> **Source document**
************

Maybe one day Amazon Air will be a thing and we'll see this.
 
In most cases they’re not collecting the data to help you, the traveller. They’re collecting the data to on sell you: you’re the product.
 
Agreed they could be a lot smarter in what they do..

Indeed the Australian founded business Rokt, now head by ex-Jetstar CEO Bruce Buchanan makes its money doing exactly this, with it's post purchase ad network.

Qantas at least seems to target it's offers based on where you live, or where they guess you live.
Unlike Scoot, who continually bombards me with sales highlighting the cheap flights from Perth, as though they have some relevance.
 
In most cases they’re not collecting the data to help you, the traveller. They’re collecting the data to on sell you: you’re the product.

Except that most airlines, including both VA and QF, are not very good at it. Even to Matt's point - the worlds biggest airlines are kinda pathetic at it as well. United, the worlds biggest airline, tries to sell me lounge access for an extra $75++ on every flight, even though I'm Star Gold. Don't get me started on US airlines trying to flog crdeit cards to non-US residents.

Instead, for most airlines, there is a focus on contextual factors, such as using it for ad retargeting and partner insights (to justify the cost of points), etc.

Agreed they could be a lot smarter in what they do..

Indeed the Australian founded business Rokt, now head by ex-Jetstar CEO Bruce Buchanan makes its money doing exactly this, with it's post purchase ad network.

Qantas at least seems to target it's offers based on where you live, or where they guess you live.
Unlike Scoot, who continually bombards me with sales highlighting the cheap flights from Perth, as though they have some relevance.

Only 1 airline has sent me relevant emails: Emirates. It's "business & first class deals from xx_", where xx_ is the city where most of my flying is out of.

QF - Continues to send me Australian-only offers, despite having not lived in Australia, or purchased an ex-AU fare, or holding a QF points-earning credit card for almost 15 years.

I mean, it's embarrassing to have acquired and invested $10 M in analytics firms/projects, only to tell the world you're great with data, yet it seems like the easiest of easy wins are ignored. There are multiple reasons why this is happening, but ultimately it comes down to how the industry operates.

I could share other airline examples (hotels are guilty of this, too), but instead of focusing on the negatives, I view this as a giant opportunity.

Imagine how much more $$$ airlines would make with minor tweaks that would show actual, relevant offers??

Post-booking ad network is great.

@trippin_the_rift has posted / written about similar topics and would know

<3
 
I find it reassuring our data is not yet with being fully leveraged.

TBH, probably the supermarkets seem to do it the best - with good reason - mostly high frequency purchases with regular repeat purchases.

For airlines, most passengers are unlikely to be frequent repeat purchasers of the same flights, although for many I am sure a pattern emerges (eg OOL or DPS regulars). At in individual consumer level (i.e. non-business travel) the VFR market probably lends itself more to targeting by airlines for the airline itself than the leisure market, although the latter lends itself to destination based offers (which happen anyway).
 
Hotel chains aren't much better. I get an endless string of "personalised offers" for inclusive resorts in Thailand from Marriott Bonvoy. I don't care for resorts and I've never so much as searched for Thai hotels. Apparently repeat stays in the BNE Westin (and nowhere else) haven't given them the hint.

************

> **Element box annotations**
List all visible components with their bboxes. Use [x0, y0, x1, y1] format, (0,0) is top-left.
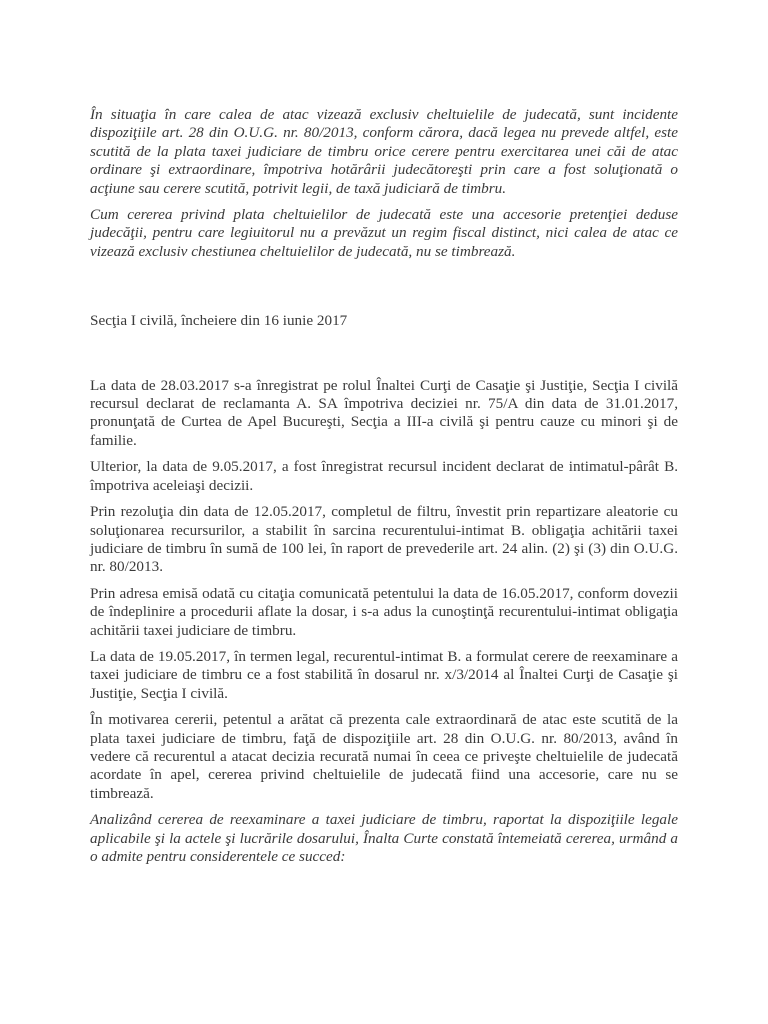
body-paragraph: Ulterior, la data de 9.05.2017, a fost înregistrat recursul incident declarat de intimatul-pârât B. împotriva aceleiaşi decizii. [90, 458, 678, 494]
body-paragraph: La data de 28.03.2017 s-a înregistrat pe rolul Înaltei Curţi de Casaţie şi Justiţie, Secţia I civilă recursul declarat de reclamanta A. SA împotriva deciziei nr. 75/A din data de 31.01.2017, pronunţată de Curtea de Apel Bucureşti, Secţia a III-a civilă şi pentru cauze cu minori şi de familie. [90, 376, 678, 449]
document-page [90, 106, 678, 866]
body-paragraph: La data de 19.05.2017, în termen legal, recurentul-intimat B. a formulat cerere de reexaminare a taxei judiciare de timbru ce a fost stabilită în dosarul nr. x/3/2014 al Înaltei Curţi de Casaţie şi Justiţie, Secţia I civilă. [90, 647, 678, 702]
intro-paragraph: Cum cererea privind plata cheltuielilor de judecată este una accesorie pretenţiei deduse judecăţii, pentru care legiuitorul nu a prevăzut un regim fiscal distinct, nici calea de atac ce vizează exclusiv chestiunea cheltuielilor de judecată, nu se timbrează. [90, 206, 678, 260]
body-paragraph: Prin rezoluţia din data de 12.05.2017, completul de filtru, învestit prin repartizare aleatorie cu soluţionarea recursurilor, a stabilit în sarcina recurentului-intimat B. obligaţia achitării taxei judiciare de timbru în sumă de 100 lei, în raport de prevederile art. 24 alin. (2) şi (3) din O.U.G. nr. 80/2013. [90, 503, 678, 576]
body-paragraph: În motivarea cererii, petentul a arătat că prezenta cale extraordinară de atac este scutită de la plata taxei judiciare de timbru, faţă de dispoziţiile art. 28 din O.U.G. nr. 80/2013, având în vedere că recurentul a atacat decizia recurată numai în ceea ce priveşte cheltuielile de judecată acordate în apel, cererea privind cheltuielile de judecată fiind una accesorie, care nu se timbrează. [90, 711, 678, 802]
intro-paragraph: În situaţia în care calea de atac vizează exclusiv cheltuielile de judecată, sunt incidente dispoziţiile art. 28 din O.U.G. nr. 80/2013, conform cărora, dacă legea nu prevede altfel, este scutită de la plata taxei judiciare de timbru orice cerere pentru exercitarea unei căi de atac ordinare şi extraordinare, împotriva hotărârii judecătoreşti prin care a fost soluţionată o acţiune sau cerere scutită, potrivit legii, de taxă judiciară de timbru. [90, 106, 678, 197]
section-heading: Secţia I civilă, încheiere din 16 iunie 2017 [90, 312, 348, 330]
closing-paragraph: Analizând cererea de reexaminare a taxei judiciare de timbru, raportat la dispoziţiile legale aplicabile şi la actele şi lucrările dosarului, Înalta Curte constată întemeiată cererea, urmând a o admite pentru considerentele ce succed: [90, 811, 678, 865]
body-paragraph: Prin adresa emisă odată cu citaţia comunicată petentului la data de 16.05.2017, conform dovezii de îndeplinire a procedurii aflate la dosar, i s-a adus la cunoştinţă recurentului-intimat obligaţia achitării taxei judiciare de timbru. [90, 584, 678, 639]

************

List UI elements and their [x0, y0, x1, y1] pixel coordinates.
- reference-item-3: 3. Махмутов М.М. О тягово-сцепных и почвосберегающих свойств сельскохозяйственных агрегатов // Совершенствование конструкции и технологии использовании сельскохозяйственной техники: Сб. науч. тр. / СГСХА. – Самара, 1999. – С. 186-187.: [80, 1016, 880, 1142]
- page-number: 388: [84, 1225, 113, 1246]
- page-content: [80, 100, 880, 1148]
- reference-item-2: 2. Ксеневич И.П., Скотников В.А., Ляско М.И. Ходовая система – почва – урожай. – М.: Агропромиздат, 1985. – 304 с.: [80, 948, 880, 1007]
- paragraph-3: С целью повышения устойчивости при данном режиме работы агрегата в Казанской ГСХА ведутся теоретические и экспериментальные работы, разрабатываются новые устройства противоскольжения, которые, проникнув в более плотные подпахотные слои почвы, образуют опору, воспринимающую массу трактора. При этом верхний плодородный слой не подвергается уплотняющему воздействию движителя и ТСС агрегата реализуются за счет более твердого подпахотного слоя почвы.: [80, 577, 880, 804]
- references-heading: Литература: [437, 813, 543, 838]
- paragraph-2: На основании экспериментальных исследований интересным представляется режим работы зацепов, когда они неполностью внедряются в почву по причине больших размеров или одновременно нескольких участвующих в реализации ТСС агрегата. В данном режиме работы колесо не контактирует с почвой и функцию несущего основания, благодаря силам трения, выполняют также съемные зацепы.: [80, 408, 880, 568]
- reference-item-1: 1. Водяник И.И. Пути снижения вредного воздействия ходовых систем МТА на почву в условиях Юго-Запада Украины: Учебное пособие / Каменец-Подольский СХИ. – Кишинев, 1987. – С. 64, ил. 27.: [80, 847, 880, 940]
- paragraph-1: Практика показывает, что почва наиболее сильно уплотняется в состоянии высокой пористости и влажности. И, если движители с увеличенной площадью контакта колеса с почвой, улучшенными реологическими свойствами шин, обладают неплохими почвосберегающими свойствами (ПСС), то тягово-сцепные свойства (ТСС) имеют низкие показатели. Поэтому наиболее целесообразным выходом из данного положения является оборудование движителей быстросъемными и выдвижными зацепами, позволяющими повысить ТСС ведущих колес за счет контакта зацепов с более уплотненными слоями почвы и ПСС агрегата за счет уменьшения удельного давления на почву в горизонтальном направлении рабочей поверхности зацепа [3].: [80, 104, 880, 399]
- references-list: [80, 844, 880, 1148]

************

> **Aim A**
Condense the paragraph that begins "Hotel chains aren't much better" in the airline data discussion into a short bulleted list that keeps its main facts.
> **Aim B**
Substitute "technology" for "analytics" in the passage of the airline data discussion starting at "I mean, it's" and ending at "a giant opportunity.".
Rely on the forum discussion about airline data alone.

> **Written answer A**
- Hotel chains do little better.
- Marriott Bonvoy sends an endless string of "personalised offers" for inclusive resorts in Thailand.
- The writer doesn't care for resorts and has never searched for Thai hotels.
- Repeat stays at the BNE Westin, and nowhere else, haven't given Marriott Bonvoy the hint.

> **Written answer B**
I mean, it's embarrassing to have acquired and invested $10 M in technology firms/projects, only to tell the world you're great with data, yet it seems like the easiest of easy wins are ignored. There are multiple reasons why this is happening, but ultimately it comes down to how the industry operates.

I could share other airline examples (hotels are guilty of this, too), but instead of focusing on the negatives, I view this as a giant opportunity.